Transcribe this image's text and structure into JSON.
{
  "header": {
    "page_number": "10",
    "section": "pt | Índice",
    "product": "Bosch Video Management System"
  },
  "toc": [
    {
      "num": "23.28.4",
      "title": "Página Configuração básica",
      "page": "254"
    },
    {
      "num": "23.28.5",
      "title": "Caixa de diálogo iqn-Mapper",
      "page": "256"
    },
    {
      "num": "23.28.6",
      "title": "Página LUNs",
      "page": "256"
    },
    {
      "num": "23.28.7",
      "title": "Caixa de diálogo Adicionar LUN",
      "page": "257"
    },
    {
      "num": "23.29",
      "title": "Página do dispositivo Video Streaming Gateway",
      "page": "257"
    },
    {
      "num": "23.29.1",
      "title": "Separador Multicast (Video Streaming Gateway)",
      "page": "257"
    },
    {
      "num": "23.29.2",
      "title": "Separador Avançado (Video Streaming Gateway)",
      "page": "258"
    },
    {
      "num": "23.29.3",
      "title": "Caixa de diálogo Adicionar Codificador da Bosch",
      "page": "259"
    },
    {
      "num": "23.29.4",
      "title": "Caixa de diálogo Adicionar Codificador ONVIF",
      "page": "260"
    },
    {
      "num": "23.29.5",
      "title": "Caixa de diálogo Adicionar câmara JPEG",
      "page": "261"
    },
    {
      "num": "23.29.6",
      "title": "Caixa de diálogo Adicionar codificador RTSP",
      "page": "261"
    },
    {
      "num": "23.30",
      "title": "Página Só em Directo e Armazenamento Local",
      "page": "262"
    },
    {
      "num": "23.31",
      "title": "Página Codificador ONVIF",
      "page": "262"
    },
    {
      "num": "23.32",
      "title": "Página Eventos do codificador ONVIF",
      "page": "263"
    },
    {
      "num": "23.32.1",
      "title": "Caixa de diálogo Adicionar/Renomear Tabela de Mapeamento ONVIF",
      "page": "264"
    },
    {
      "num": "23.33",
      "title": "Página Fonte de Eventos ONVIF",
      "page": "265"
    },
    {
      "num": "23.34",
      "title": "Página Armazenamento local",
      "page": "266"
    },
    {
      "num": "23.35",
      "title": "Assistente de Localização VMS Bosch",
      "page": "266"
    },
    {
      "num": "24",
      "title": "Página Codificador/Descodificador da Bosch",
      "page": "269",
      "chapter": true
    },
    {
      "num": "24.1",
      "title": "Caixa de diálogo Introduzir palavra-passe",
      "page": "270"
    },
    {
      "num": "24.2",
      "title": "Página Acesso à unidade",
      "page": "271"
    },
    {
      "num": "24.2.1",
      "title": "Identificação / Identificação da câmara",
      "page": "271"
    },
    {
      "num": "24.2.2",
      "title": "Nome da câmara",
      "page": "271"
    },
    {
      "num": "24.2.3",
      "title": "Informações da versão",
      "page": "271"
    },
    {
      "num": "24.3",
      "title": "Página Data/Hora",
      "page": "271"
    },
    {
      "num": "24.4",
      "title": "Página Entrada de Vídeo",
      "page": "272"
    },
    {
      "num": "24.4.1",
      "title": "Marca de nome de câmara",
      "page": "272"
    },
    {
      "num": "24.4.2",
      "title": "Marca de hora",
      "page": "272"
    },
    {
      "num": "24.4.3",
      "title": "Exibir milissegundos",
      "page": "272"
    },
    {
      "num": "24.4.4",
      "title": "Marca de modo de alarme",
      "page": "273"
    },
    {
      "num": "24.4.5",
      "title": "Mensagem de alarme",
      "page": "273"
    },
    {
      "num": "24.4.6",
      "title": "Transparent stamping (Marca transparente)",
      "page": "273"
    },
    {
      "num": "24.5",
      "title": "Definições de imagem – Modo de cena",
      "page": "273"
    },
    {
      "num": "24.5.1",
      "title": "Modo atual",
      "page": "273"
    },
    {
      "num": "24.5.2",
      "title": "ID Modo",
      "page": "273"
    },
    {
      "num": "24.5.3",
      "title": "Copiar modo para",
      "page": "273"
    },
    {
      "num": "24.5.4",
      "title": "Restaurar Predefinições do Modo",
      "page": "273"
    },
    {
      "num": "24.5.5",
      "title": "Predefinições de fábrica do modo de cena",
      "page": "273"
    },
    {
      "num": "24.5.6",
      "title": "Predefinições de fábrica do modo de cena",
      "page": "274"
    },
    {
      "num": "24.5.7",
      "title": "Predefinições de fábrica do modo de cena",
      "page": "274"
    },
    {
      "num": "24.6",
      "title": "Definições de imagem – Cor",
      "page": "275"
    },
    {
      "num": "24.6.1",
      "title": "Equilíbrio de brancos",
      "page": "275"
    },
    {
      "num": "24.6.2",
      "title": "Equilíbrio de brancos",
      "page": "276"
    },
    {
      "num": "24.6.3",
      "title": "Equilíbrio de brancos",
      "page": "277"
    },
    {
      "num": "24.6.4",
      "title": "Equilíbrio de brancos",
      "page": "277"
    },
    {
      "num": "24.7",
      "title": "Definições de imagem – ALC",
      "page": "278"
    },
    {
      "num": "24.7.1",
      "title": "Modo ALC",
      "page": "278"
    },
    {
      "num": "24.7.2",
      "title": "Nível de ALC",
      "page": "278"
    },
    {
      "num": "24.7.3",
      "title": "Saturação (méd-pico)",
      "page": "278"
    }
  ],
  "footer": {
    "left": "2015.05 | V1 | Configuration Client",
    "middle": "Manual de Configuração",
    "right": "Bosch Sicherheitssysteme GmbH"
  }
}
....
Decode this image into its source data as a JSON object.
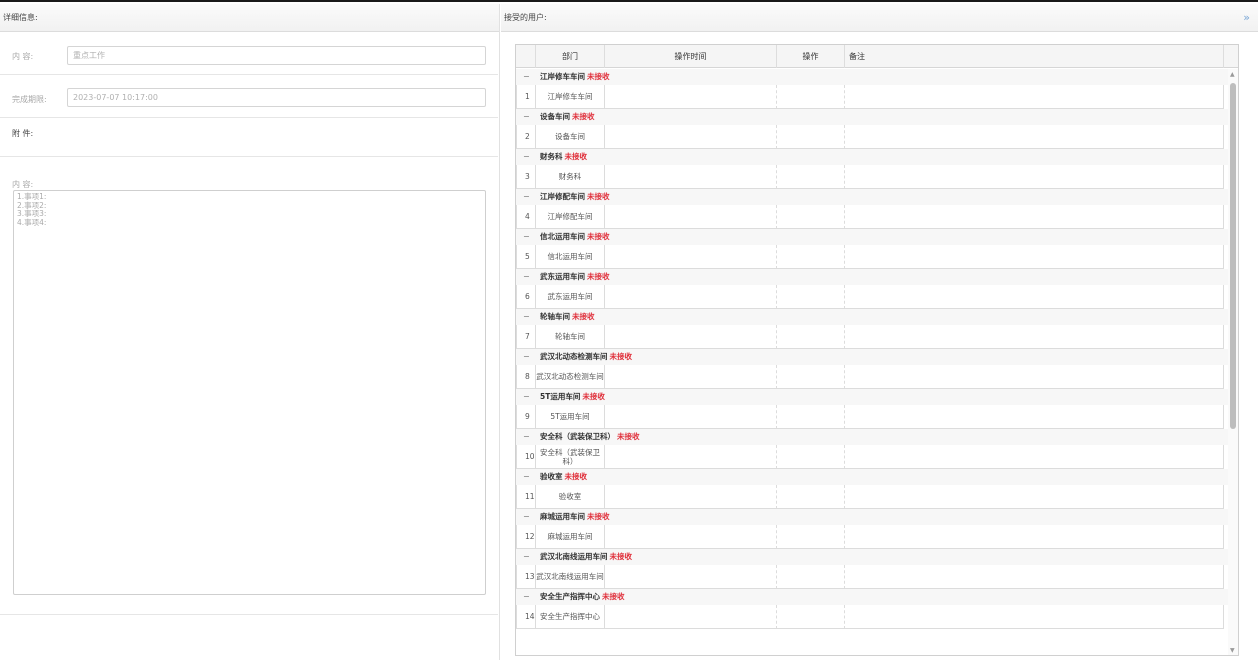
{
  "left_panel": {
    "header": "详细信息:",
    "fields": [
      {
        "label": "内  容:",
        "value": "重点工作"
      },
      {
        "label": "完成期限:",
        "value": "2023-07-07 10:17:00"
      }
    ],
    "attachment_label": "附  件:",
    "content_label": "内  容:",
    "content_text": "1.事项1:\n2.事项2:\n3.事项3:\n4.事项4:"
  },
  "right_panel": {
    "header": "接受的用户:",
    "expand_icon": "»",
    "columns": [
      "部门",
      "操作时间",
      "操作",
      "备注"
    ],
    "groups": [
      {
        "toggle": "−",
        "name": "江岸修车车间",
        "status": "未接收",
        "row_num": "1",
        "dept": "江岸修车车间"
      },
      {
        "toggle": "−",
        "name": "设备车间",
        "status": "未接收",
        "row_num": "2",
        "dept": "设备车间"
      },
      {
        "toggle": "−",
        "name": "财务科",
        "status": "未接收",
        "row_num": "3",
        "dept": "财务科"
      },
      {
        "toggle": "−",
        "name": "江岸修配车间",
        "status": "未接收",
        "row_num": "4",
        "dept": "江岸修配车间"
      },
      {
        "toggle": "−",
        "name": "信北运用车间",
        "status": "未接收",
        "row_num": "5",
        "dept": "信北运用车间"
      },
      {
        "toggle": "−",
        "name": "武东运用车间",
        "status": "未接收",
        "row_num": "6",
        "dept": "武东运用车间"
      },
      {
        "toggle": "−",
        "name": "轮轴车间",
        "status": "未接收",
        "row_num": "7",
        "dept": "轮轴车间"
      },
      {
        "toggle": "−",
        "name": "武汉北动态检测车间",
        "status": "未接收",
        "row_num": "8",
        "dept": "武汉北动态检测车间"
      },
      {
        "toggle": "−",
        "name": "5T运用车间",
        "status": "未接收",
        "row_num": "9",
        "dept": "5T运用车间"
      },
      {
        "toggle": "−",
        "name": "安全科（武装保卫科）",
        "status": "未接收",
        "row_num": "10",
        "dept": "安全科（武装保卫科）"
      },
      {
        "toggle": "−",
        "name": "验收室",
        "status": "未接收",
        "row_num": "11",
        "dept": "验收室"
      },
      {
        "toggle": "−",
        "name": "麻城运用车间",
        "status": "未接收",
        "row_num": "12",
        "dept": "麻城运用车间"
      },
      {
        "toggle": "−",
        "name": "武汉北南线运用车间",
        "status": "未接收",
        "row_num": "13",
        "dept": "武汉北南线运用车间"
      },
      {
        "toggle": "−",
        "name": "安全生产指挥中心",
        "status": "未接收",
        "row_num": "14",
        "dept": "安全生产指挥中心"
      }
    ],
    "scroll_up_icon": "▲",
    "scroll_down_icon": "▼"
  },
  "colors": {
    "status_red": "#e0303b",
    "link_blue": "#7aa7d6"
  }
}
....
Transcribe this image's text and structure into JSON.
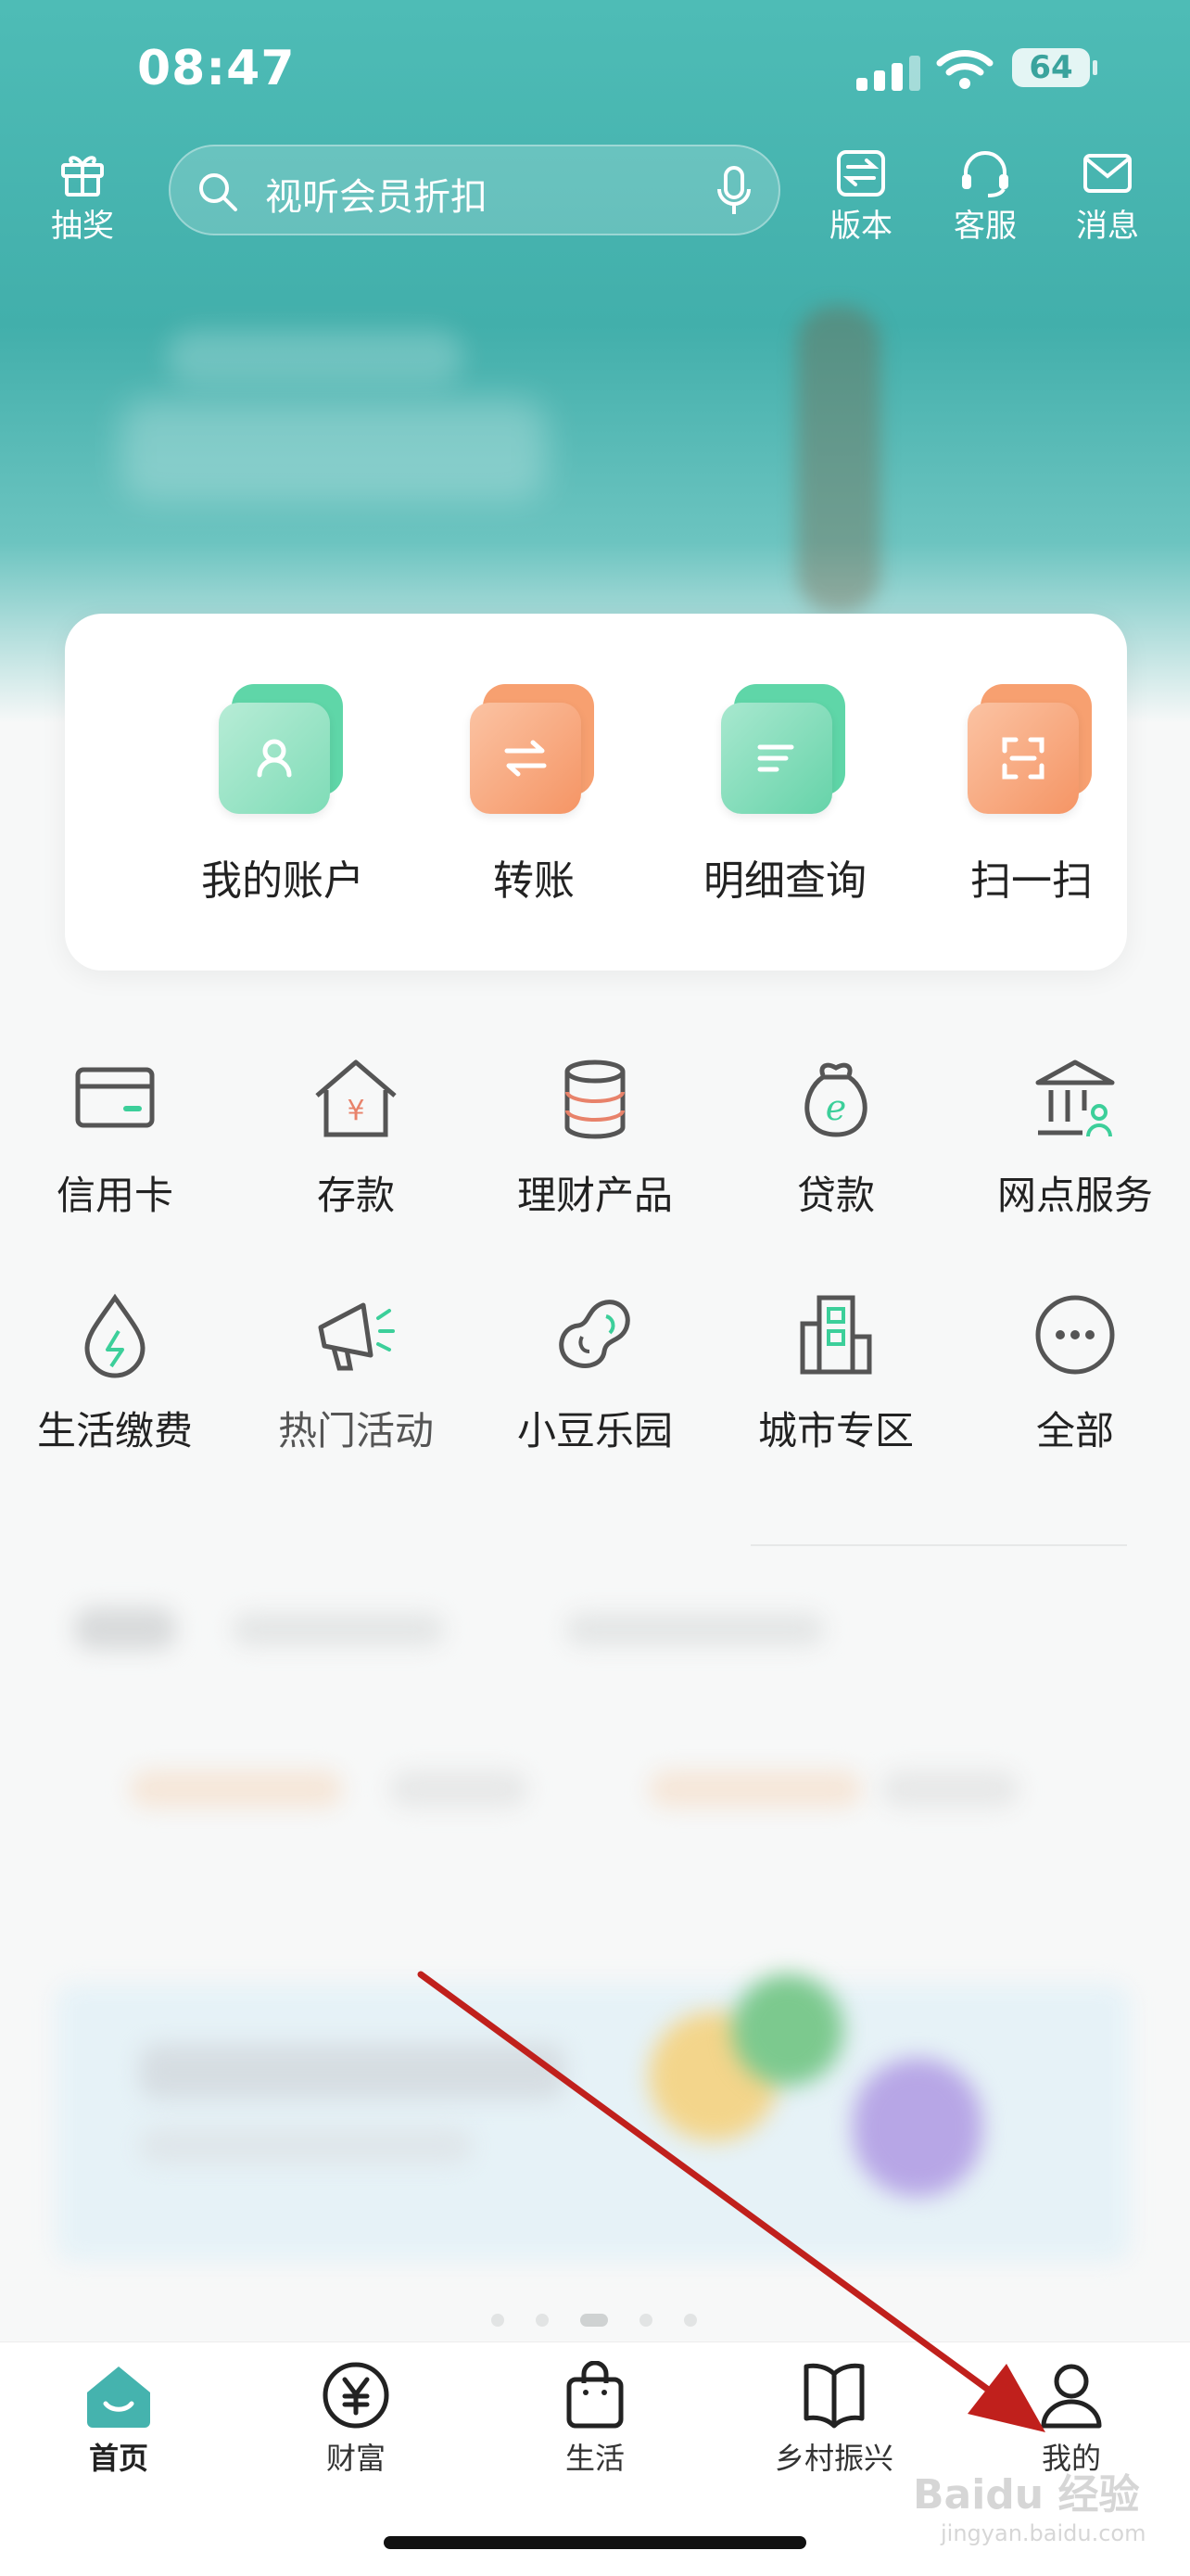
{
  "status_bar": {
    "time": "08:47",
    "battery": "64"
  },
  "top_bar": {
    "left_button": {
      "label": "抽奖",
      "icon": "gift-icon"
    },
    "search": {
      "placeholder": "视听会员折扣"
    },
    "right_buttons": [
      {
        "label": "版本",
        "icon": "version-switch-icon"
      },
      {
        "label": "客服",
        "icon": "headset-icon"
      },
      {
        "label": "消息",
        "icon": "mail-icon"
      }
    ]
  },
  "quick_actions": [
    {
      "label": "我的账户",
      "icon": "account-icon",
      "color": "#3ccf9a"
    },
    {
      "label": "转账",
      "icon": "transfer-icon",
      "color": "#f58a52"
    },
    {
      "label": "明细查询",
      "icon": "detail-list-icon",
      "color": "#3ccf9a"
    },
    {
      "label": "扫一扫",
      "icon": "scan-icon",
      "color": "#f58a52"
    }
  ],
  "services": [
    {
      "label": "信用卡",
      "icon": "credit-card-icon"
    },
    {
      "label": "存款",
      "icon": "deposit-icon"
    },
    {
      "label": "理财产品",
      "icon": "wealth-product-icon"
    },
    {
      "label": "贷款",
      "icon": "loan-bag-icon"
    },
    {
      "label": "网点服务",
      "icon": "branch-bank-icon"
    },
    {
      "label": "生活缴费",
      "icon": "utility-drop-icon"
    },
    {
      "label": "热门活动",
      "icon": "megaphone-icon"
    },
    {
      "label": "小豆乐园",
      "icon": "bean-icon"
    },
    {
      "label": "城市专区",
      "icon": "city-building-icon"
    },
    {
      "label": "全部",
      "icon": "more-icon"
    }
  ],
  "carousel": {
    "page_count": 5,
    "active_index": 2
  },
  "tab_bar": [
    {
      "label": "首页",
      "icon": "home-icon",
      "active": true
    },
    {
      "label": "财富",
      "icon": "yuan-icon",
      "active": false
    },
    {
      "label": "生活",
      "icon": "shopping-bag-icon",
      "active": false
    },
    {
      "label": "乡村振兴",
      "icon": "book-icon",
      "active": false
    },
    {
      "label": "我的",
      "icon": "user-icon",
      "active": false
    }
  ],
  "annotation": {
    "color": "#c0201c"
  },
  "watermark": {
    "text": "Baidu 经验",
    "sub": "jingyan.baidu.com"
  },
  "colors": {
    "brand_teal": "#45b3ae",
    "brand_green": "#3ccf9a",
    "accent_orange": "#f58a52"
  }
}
....
YOUR GOAL:
Of the lines above, how many contain the string "Configuração"? Only the number is required.

RESULT:
2